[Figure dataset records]
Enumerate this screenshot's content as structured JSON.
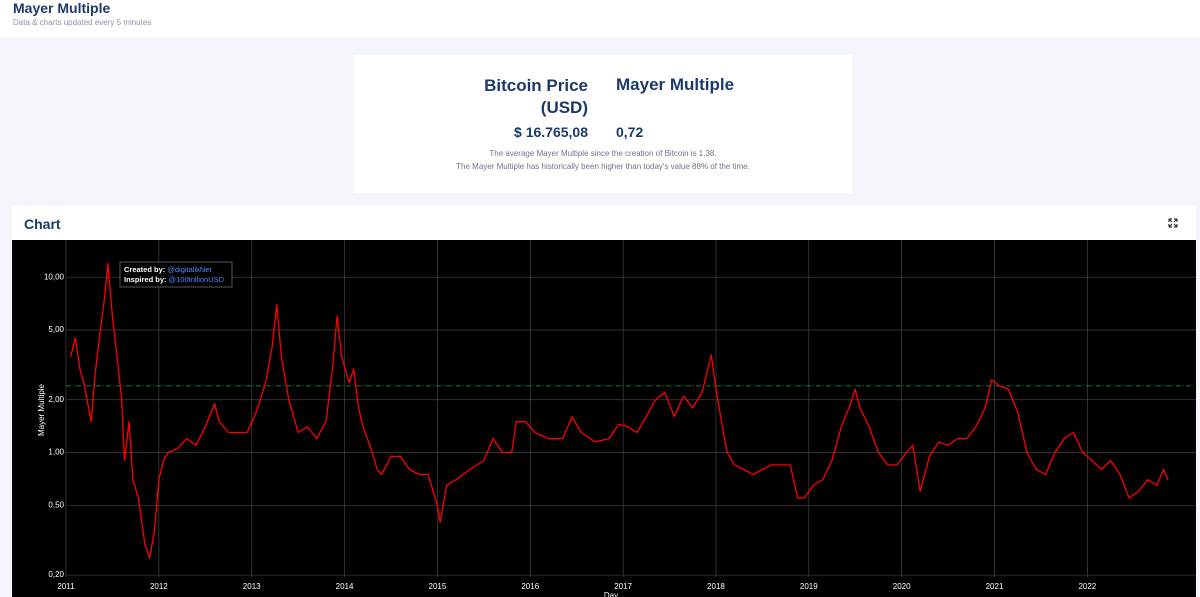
{
  "header": {
    "title": "Mayer Multiple",
    "subtitle": "Data & charts updated every 5 minutes"
  },
  "summary": {
    "price_label": "Bitcoin Price (USD)",
    "multiple_label": "Mayer Multiple",
    "price": "$ 16.765,08",
    "multiple": "0,72",
    "notes": [
      "The average Mayer Multiple since the creation of Bitcoin is 1,38.",
      "The Mayer Multiple has historically been higher than today's value 88% of the time."
    ]
  },
  "chart_panel": {
    "title": "Chart"
  },
  "chart_data": {
    "type": "line",
    "x_label": "Day",
    "y_label": "Mayer Multiple",
    "log_y": true,
    "grid": true,
    "credits": [
      {
        "label": "Created by:",
        "handle": "@digitalikNet"
      },
      {
        "label": "Inspired by:",
        "handle": "@100trillionUSD"
      }
    ],
    "reference_line": {
      "value": 2.4,
      "color": "#2e9e4a"
    },
    "xlim": [
      2011,
      2023.17
    ],
    "xticks": [
      2011,
      2012,
      2013,
      2014,
      2015,
      2016,
      2017,
      2018,
      2019,
      2020,
      2021,
      2022
    ],
    "ylim": [
      0.195,
      16.3
    ],
    "yticks": [
      {
        "value": 0.2,
        "label": "0,20"
      },
      {
        "value": 0.5,
        "label": "0,50"
      },
      {
        "value": 1,
        "label": "1,00"
      },
      {
        "value": 2,
        "label": "2,00"
      },
      {
        "value": 5,
        "label": "5,00"
      },
      {
        "value": 10,
        "label": "10,00"
      }
    ],
    "x": [
      2011.05,
      2011.1,
      2011.15,
      2011.2,
      2011.27,
      2011.32,
      2011.37,
      2011.42,
      2011.45,
      2011.5,
      2011.55,
      2011.6,
      2011.63,
      2011.68,
      2011.72,
      2011.78,
      2011.85,
      2011.9,
      2011.95,
      2012.0,
      2012.05,
      2012.1,
      2012.2,
      2012.3,
      2012.4,
      2012.5,
      2012.6,
      2012.65,
      2012.75,
      2012.85,
      2012.95,
      2013.05,
      2013.15,
      2013.22,
      2013.27,
      2013.32,
      2013.4,
      2013.5,
      2013.6,
      2013.7,
      2013.8,
      2013.87,
      2013.92,
      2013.97,
      2014.05,
      2014.1,
      2014.15,
      2014.2,
      2014.3,
      2014.35,
      2014.4,
      2014.5,
      2014.6,
      2014.7,
      2014.8,
      2014.9,
      2015.0,
      2015.03,
      2015.1,
      2015.2,
      2015.35,
      2015.5,
      2015.6,
      2015.7,
      2015.8,
      2015.85,
      2015.95,
      2016.05,
      2016.2,
      2016.35,
      2016.45,
      2016.55,
      2016.7,
      2016.85,
      2016.95,
      2017.05,
      2017.15,
      2017.25,
      2017.35,
      2017.45,
      2017.55,
      2017.65,
      2017.75,
      2017.85,
      2017.95,
      2018.0,
      2018.05,
      2018.12,
      2018.2,
      2018.3,
      2018.4,
      2018.5,
      2018.6,
      2018.7,
      2018.8,
      2018.88,
      2018.95,
      2019.05,
      2019.15,
      2019.25,
      2019.35,
      2019.45,
      2019.5,
      2019.55,
      2019.65,
      2019.75,
      2019.85,
      2019.95,
      2020.05,
      2020.12,
      2020.2,
      2020.3,
      2020.4,
      2020.5,
      2020.6,
      2020.7,
      2020.8,
      2020.9,
      2020.97,
      2021.05,
      2021.15,
      2021.25,
      2021.35,
      2021.45,
      2021.55,
      2021.65,
      2021.75,
      2021.85,
      2021.95,
      2022.05,
      2022.15,
      2022.25,
      2022.35,
      2022.45,
      2022.55,
      2022.65,
      2022.75,
      2022.82,
      2022.87
    ],
    "series": [
      {
        "name": "Mayer Multiple",
        "color": "#ff0000",
        "values": [
          3.5,
          4.5,
          3.0,
          2.4,
          1.5,
          3.0,
          5,
          8,
          12,
          6,
          3.5,
          2.0,
          0.9,
          1.5,
          0.7,
          0.55,
          0.3,
          0.25,
          0.35,
          0.7,
          0.9,
          1.0,
          1.05,
          1.2,
          1.1,
          1.4,
          1.9,
          1.5,
          1.3,
          1.3,
          1.3,
          1.7,
          2.5,
          4.0,
          7.0,
          3.5,
          2.0,
          1.3,
          1.4,
          1.2,
          1.5,
          3.0,
          6.0,
          3.5,
          2.5,
          3.0,
          1.8,
          1.4,
          1.0,
          0.8,
          0.75,
          0.95,
          0.95,
          0.8,
          0.75,
          0.75,
          0.5,
          0.4,
          0.65,
          0.7,
          0.8,
          0.9,
          1.2,
          1.0,
          1.0,
          1.5,
          1.5,
          1.3,
          1.2,
          1.2,
          1.6,
          1.3,
          1.15,
          1.2,
          1.45,
          1.4,
          1.3,
          1.6,
          2.0,
          2.2,
          1.6,
          2.1,
          1.8,
          2.2,
          3.6,
          2.3,
          1.6,
          1.0,
          0.85,
          0.8,
          0.75,
          0.8,
          0.85,
          0.85,
          0.85,
          0.55,
          0.55,
          0.65,
          0.7,
          0.9,
          1.4,
          1.9,
          2.3,
          1.8,
          1.4,
          1.0,
          0.85,
          0.85,
          1.0,
          1.1,
          0.6,
          0.95,
          1.15,
          1.1,
          1.2,
          1.2,
          1.4,
          1.8,
          2.6,
          2.4,
          2.3,
          1.7,
          1.0,
          0.8,
          0.75,
          1.0,
          1.2,
          1.3,
          1.0,
          0.9,
          0.8,
          0.9,
          0.75,
          0.55,
          0.6,
          0.7,
          0.65,
          0.8,
          0.7
        ]
      }
    ]
  }
}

WHAT YOU NEED TO DO - Copy every line in the listing above where the string "Bitcoin" turns up.

ANSWER TO THE PROBLEM -
    "price_label": "Bitcoin Price (USD)",
      "The average Mayer Multiple since the creation of Bitcoin is 1,38.",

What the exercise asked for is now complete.